- WRITTEN INSTRUCTION
Look through the listing below and give the number of lines that hold "what". Say nothing more.

- RAW DATA
******

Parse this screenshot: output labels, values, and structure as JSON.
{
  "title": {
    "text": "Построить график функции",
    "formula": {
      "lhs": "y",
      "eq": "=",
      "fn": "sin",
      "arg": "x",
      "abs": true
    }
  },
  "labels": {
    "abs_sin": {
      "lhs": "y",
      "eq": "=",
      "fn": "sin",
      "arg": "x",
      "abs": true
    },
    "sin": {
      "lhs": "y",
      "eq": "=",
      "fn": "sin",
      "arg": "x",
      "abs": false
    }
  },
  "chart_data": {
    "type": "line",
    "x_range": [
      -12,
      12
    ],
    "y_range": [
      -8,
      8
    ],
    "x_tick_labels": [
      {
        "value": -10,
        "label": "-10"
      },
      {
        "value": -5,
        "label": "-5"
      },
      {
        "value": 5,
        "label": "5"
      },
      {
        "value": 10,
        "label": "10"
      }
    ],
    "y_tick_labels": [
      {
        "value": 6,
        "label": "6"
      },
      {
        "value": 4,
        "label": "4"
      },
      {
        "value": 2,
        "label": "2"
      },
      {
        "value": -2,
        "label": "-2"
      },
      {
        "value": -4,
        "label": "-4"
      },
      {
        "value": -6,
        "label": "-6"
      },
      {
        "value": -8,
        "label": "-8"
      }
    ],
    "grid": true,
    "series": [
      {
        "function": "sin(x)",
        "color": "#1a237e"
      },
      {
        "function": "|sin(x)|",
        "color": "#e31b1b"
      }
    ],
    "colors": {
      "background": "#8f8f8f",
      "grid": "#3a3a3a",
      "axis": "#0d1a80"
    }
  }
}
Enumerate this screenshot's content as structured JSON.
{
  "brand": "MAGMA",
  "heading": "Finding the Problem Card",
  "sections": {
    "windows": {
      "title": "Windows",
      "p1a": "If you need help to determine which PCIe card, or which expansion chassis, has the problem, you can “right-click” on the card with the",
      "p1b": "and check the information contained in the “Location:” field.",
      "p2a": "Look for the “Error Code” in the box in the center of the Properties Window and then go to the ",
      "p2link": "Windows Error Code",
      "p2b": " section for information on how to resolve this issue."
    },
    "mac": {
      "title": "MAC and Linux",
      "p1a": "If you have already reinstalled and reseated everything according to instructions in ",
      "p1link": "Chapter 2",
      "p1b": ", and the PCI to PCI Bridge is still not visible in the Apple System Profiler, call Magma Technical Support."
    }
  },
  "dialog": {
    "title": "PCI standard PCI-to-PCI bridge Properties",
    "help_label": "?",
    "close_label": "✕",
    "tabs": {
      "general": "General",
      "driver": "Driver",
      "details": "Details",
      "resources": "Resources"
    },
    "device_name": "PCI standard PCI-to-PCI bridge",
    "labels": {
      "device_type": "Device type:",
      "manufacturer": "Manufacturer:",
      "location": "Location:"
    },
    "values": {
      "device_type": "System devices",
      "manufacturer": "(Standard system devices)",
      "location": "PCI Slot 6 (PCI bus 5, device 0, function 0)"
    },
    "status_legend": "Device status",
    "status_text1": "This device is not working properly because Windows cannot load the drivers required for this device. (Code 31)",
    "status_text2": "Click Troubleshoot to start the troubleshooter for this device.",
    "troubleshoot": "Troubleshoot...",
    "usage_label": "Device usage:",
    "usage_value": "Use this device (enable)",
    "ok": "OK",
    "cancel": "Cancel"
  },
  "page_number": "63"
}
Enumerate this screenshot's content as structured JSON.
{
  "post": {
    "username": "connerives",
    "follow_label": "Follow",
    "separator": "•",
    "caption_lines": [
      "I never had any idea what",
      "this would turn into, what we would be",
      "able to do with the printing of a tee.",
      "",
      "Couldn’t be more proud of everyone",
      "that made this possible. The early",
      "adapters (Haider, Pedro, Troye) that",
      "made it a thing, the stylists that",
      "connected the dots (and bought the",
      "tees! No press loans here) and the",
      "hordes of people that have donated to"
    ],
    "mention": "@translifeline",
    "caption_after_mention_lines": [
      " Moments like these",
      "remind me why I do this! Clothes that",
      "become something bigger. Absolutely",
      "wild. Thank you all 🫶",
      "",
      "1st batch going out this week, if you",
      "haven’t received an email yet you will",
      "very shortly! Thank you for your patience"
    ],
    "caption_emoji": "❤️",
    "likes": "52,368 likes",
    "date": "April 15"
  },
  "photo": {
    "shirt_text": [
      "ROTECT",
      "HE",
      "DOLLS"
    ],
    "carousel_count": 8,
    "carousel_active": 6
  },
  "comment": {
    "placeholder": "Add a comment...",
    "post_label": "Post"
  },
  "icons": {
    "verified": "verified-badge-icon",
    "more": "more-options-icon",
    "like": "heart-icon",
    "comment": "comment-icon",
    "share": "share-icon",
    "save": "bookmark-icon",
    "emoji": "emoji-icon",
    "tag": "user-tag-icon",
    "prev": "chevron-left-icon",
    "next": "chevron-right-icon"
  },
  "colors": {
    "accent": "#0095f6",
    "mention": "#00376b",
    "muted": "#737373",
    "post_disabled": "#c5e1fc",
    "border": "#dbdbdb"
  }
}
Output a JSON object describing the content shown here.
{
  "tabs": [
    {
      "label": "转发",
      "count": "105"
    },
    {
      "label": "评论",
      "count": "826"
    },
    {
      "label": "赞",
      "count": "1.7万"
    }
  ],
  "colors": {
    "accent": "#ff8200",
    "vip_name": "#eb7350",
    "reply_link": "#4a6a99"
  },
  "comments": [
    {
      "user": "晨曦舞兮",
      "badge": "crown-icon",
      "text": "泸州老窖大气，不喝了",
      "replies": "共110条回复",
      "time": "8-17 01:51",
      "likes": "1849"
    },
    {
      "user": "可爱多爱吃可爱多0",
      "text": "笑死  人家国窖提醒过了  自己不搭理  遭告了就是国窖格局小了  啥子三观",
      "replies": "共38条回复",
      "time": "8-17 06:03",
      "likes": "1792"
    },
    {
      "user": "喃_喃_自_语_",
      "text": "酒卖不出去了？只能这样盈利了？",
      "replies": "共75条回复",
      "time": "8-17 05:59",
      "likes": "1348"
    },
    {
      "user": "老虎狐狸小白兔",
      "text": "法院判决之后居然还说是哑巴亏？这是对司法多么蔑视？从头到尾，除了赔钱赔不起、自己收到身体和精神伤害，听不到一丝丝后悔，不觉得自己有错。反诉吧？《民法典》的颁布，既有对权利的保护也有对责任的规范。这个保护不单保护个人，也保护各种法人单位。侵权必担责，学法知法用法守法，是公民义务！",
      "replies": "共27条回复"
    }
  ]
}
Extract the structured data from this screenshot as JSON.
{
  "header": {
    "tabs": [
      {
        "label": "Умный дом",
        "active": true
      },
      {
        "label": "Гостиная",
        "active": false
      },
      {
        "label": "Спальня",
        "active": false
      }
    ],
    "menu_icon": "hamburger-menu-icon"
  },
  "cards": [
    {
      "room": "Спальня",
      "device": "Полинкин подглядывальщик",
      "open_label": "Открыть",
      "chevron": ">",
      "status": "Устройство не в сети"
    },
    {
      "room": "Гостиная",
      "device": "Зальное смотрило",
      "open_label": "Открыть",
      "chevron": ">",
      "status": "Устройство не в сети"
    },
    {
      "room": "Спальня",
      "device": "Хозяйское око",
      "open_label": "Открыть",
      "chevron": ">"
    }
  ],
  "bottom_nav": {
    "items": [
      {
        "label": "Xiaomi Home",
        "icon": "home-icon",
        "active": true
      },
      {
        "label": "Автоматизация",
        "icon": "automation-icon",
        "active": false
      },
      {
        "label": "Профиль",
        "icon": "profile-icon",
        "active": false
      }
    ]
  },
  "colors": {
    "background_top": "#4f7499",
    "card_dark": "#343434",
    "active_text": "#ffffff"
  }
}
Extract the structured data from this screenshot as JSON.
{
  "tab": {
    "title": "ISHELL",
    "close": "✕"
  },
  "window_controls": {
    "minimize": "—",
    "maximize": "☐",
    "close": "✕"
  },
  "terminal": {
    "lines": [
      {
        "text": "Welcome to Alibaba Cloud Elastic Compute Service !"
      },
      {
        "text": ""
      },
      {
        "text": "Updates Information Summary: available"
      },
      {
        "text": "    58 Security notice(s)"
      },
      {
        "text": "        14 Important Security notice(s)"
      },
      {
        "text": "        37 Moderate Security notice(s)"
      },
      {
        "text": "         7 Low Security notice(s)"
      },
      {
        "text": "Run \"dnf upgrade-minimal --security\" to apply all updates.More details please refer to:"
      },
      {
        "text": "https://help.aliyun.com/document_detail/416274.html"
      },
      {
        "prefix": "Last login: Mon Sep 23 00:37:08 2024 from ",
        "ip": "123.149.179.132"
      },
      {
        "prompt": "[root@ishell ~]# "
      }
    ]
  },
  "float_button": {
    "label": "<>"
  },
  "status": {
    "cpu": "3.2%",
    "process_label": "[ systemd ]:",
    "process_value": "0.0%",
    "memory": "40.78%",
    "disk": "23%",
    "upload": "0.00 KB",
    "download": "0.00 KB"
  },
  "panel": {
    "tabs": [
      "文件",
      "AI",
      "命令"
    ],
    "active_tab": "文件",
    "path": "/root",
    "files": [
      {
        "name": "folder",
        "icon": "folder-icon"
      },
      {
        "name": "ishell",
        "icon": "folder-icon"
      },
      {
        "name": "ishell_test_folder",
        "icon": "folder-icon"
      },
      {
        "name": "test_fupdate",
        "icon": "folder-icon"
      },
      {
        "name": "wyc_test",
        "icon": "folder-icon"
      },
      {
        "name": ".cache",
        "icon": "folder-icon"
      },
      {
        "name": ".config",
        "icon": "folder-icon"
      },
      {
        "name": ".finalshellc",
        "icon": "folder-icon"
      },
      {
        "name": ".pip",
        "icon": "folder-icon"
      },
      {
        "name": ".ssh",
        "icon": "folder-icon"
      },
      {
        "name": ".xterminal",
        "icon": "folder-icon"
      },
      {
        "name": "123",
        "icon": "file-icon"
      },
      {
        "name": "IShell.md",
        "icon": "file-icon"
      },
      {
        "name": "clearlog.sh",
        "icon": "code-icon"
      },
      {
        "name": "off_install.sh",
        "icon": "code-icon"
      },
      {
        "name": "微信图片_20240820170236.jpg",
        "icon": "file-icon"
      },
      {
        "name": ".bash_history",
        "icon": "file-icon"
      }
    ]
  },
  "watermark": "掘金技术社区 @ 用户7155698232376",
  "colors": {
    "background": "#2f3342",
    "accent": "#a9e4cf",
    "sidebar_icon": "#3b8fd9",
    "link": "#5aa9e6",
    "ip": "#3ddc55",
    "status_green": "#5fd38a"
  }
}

******

- SOLVED EXERCISE
2